-- BEGIN Dataset extract --
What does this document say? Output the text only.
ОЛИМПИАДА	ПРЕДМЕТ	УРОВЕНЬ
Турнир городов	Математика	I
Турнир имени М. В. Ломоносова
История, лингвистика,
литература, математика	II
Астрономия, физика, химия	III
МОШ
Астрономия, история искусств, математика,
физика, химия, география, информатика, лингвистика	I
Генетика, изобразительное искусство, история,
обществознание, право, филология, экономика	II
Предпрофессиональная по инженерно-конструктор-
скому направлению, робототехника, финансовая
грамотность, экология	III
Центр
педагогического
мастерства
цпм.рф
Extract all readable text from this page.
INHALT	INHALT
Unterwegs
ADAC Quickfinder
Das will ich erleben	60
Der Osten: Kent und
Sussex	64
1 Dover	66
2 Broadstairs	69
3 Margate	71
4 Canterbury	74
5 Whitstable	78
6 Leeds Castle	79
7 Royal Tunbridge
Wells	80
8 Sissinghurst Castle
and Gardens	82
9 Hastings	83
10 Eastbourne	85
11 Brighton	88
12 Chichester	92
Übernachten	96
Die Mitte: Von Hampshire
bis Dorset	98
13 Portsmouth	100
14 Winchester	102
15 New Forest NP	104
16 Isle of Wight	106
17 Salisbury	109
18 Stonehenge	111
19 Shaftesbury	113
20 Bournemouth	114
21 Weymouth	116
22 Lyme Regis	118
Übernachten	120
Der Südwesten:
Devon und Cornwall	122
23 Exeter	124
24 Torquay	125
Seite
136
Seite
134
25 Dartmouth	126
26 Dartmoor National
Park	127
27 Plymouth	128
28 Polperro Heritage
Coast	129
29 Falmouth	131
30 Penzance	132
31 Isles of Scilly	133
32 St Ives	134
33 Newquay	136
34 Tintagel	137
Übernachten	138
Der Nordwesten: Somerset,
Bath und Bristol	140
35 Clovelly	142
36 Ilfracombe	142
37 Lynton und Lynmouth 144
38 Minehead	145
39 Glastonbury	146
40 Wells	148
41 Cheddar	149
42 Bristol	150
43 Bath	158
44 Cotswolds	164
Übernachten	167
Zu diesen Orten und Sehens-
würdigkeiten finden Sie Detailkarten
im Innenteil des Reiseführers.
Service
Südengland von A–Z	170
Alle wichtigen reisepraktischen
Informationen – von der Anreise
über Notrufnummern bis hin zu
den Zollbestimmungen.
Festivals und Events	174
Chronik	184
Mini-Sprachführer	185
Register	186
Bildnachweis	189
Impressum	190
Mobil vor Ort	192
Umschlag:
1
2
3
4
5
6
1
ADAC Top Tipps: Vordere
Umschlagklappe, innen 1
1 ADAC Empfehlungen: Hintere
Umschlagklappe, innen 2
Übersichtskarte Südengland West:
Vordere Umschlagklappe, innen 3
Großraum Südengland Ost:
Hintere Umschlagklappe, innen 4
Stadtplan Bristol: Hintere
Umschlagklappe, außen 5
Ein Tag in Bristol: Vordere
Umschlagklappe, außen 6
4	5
-- END Dataset extract --
● What the exercise asks
In the records above, find each line holding "Umschlagklappe" and copy it.

● Completed exercise
Umschlagklappe, innen 1
Umschlagklappe, innen 2
Vordere Umschlagklappe, innen 3
Hintere Umschlagklappe, innen 4
Umschlagklappe, außen 5
Umschlagklappe, außen 6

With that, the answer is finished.